>> begin Listing

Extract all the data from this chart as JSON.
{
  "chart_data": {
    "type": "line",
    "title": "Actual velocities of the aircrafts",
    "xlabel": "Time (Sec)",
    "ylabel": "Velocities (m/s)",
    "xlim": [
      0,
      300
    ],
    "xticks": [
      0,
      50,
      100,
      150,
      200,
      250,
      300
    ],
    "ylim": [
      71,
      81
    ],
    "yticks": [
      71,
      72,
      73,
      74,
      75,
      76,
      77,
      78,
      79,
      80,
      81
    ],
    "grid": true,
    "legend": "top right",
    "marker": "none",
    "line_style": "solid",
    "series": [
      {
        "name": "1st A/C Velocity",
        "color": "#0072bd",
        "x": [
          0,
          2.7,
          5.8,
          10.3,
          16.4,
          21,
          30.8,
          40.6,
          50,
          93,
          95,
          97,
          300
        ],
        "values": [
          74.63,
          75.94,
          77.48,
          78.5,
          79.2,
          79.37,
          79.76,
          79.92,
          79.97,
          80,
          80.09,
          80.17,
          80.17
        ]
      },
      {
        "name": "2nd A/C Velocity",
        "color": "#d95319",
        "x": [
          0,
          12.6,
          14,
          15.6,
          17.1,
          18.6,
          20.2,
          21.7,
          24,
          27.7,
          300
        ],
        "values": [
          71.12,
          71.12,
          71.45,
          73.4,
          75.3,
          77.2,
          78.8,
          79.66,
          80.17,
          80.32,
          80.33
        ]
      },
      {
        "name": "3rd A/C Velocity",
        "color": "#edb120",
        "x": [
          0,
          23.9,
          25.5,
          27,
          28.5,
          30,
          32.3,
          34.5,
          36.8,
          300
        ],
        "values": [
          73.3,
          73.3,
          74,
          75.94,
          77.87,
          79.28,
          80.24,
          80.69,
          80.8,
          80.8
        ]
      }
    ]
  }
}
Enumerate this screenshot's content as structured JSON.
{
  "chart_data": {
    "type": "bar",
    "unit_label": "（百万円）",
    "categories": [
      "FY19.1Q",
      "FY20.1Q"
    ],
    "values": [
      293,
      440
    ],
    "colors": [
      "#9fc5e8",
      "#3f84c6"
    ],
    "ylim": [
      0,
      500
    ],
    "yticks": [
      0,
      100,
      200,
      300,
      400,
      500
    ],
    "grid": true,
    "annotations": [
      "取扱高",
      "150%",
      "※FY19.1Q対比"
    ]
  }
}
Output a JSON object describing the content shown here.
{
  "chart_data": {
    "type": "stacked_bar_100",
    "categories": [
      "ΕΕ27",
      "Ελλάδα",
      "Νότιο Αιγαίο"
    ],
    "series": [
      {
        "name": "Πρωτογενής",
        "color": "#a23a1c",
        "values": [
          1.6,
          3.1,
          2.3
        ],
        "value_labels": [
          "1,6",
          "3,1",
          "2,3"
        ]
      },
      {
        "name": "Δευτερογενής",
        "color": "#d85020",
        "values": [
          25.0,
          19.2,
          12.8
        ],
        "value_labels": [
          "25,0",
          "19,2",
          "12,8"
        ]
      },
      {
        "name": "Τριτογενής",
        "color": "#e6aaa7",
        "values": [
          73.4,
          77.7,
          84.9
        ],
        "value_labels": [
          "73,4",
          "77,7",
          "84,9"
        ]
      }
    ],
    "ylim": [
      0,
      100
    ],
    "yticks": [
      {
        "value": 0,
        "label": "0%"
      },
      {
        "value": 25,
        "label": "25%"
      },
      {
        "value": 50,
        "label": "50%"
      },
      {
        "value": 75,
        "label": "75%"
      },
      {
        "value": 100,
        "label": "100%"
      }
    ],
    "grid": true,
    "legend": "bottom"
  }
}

>> end Listing

Exercise prompt:
Copy out each record exactly as given, omitting none.

Exercise output:
Extract all the data from this chart as JSON.
{
  "chart_data": {
    "type": "line",
    "title": "Actual velocities of the aircrafts",
    "xlabel": "Time (Sec)",
    "ylabel": "Velocities (m/s)",
    "xlim": [
      0,
      300
    ],
    "xticks": [
      0,
      50,
      100,
      150,
      200,
      250,
      300
    ],
    "ylim": [
      71,
      81
    ],
    "yticks": [
      71,
      72,
      73,
      74,
      75,
      76,
      77,
      78,
      79,
      80,
      81
    ],
    "grid": true,
    "legend": "top right",
    "marker": "none",
    "line_style": "solid",
    "series": [
      {
        "name": "1st A/C Velocity",
        "color": "#0072bd",
        "x": [
          0,
          2.7,
          5.8,
          10.3,
          16.4,
          21,
          30.8,
          40.6,
          50,
          93,
          95,
          97,
          300
        ],
        "values": [
          74.63,
          75.94,
          77.48,
          78.5,
          79.2,
          79.37,
          79.76,
          79.92,
          79.97,
          80,
          80.09,
          80.17,
          80.17
        ]
      },
      {
        "name": "2nd A/C Velocity",
        "color": "#d95319",
        "x": [
          0,
          12.6,
          14,
          15.6,
          17.1,
          18.6,
          20.2,
          21.7,
          24,
          27.7,
          300
        ],
        "values": [
          71.12,
          71.12,
          71.45,
          73.4,
          75.3,
          77.2,
          78.8,
          79.66,
          80.17,
          80.32,
          80.33
        ]
      },
      {
        "name": "3rd A/C Velocity",
        "color": "#edb120",
        "x": [
          0,
          23.9,
          25.5,
          27,
          28.5,
          30,
          32.3,
          34.5,
          36.8,
          300
        ],
        "values": [
          73.3,
          73.3,
          74,
          75.94,
          77.87,
          79.28,
          80.24,
          80.69,
          80.8,
          80.8
        ]
      }
    ]
  }
}
Enumerate this screenshot's content as structured JSON.
{
  "chart_data": {
    "type": "bar",
    "unit_label": "（百万円）",
    "categories": [
      "FY19.1Q",
      "FY20.1Q"
    ],
    "values": [
      293,
      440
    ],
    "colors": [
      "#9fc5e8",
      "#3f84c6"
    ],
    "ylim": [
      0,
      500
    ],
    "yticks": [
      0,
      100,
      200,
      300,
      400,
      500
    ],
    "grid": true,
    "annotations": [
      "取扱高",
      "150%",
      "※FY19.1Q対比"
    ]
  }
}
Output a JSON object describing the content shown here.
{
  "chart_data": {
    "type": "stacked_bar_100",
    "categories": [
      "ΕΕ27",
      "Ελλάδα",
      "Νότιο Αιγαίο"
    ],
    "series": [
      {
        "name": "Πρωτογενής",
        "color": "#a23a1c",
        "values": [
          1.6,
          3.1,
          2.3
        ],
        "value_labels": [
          "1,6",
          "3,1",
          "2,3"
        ]
      },
      {
        "name": "Δευτερογενής",
        "color": "#d85020",
        "values": [
          25.0,
          19.2,
          12.8
        ],
        "value_labels": [
          "25,0",
          "19,2",
          "12,8"
        ]
      },
      {
        "name": "Τριτογενής",
        "color": "#e6aaa7",
        "values": [
          73.4,
          77.7,
          84.9
        ],
        "value_labels": [
          "73,4",
          "77,7",
          "84,9"
        ]
      }
    ],
    "ylim": [
      0,
      100
    ],
    "yticks": [
      {
        "value": 0,
        "label": "0%"
      },
      {
        "value": 25,
        "label": "25%"
      },
      {
        "value": 50,
        "label": "50%"
      },
      {
        "value": 75,
        "label": "75%"
      },
      {
        "value": 100,
        "label": "100%"
      }
    ],
    "grid": true,
    "legend": "bottom"
  }
}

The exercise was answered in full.